**Dataset records**
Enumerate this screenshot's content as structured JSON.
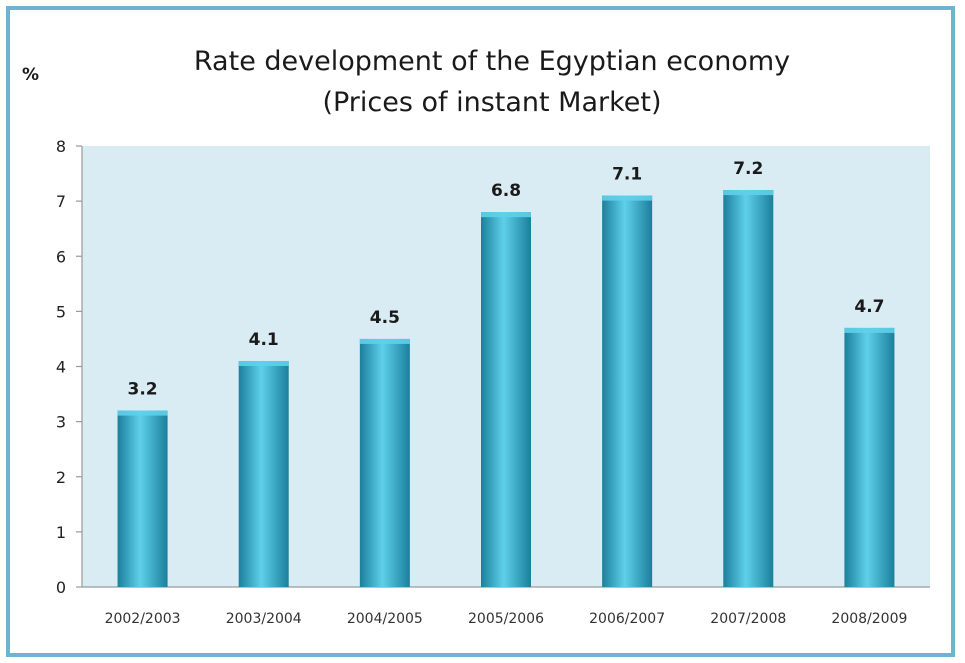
{
  "chart_data": {
    "type": "bar",
    "title": "Rate development of the Egyptian economy",
    "subtitle": "(Prices of instant Market)",
    "ylabel": "%",
    "xlabel": "",
    "categories": [
      "2002/2003",
      "2003/2004",
      "2004/2005",
      "2005/2006",
      "2006/2007",
      "2007/2008",
      "2008/2009"
    ],
    "values": [
      3.2,
      4.1,
      4.5,
      6.8,
      7.1,
      7.2,
      4.7
    ],
    "data_labels": [
      "3.2",
      "4.1",
      "4.5",
      "6.8",
      "7.1",
      "7.2",
      "4.7"
    ],
    "ylim": [
      0,
      8
    ],
    "yticks": [
      0,
      1,
      2,
      3,
      4,
      5,
      6,
      7,
      8
    ],
    "grid": false,
    "legend": "none",
    "colors": {
      "bar": "#2aa3c4",
      "bar_light": "#5fd0ea",
      "bar_dark": "#1b7f9c",
      "plot_background": "#d9ecf4",
      "frame": "#6fb3cf"
    }
  }
}
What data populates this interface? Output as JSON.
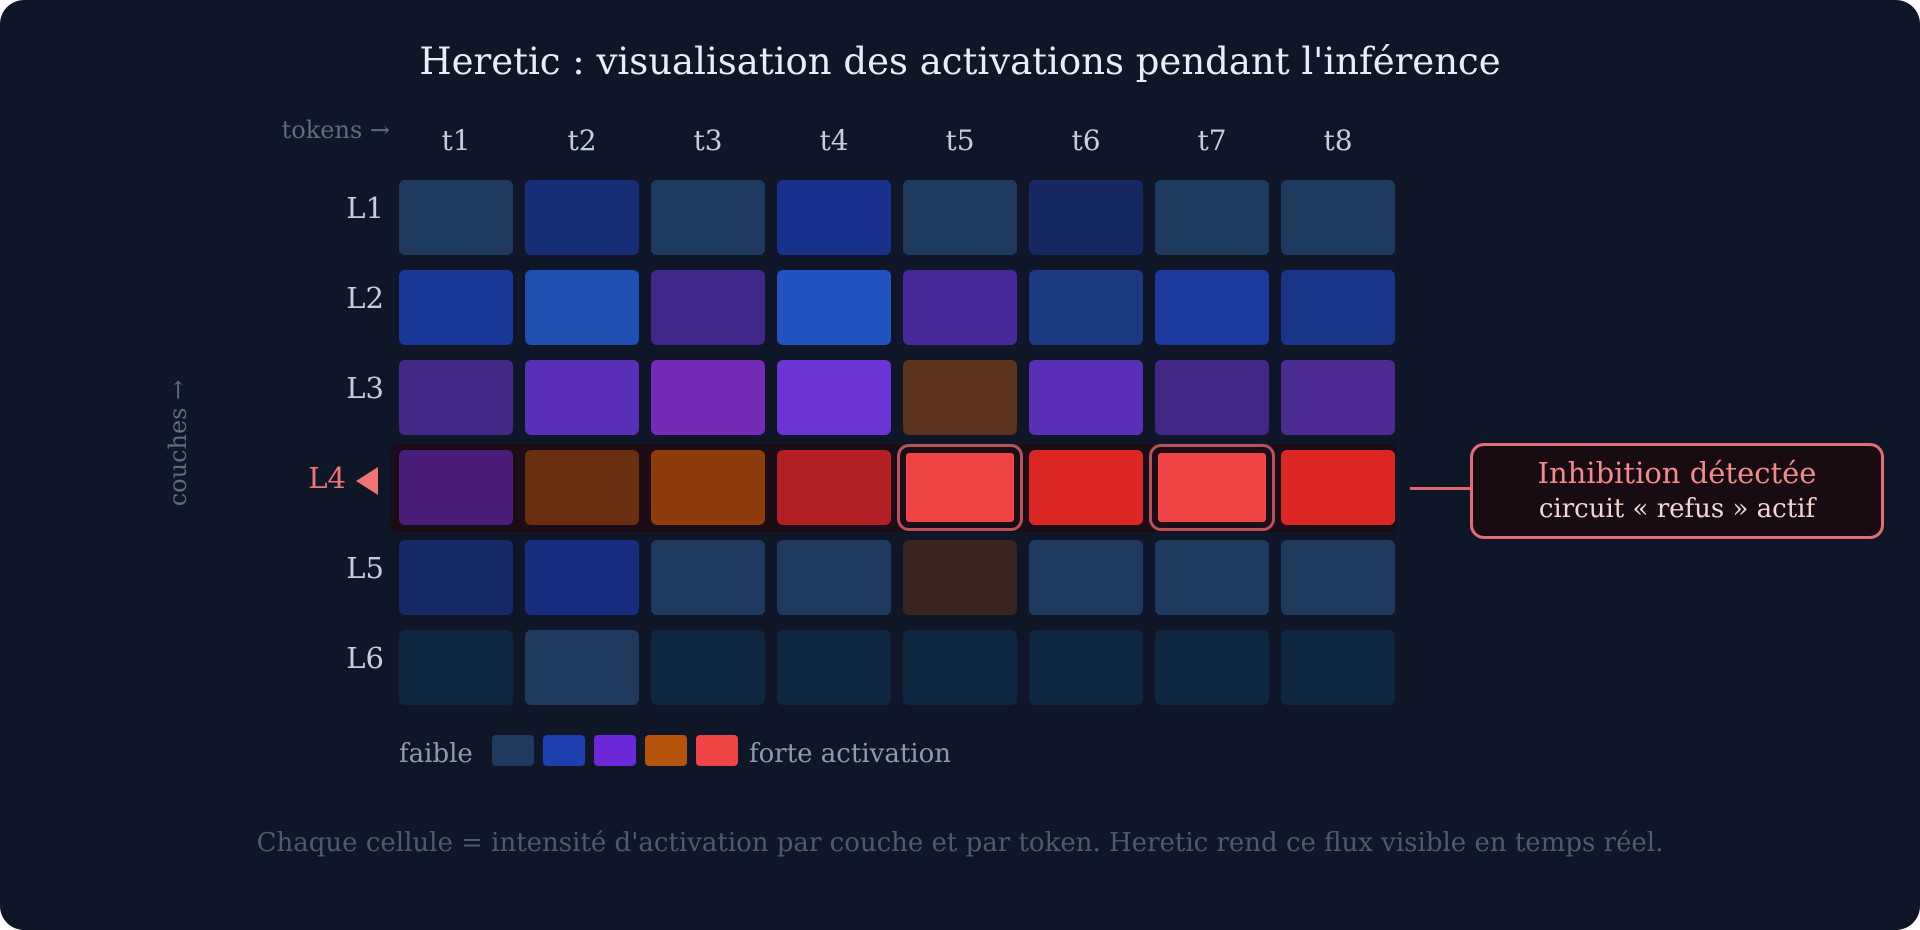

**Set problem**
Look through the entries above and report each line where the string "this" occurs.

**Complete answer**
Enumerate this screenshot's content as structured JSON.
What data populates this interface? Output as JSON.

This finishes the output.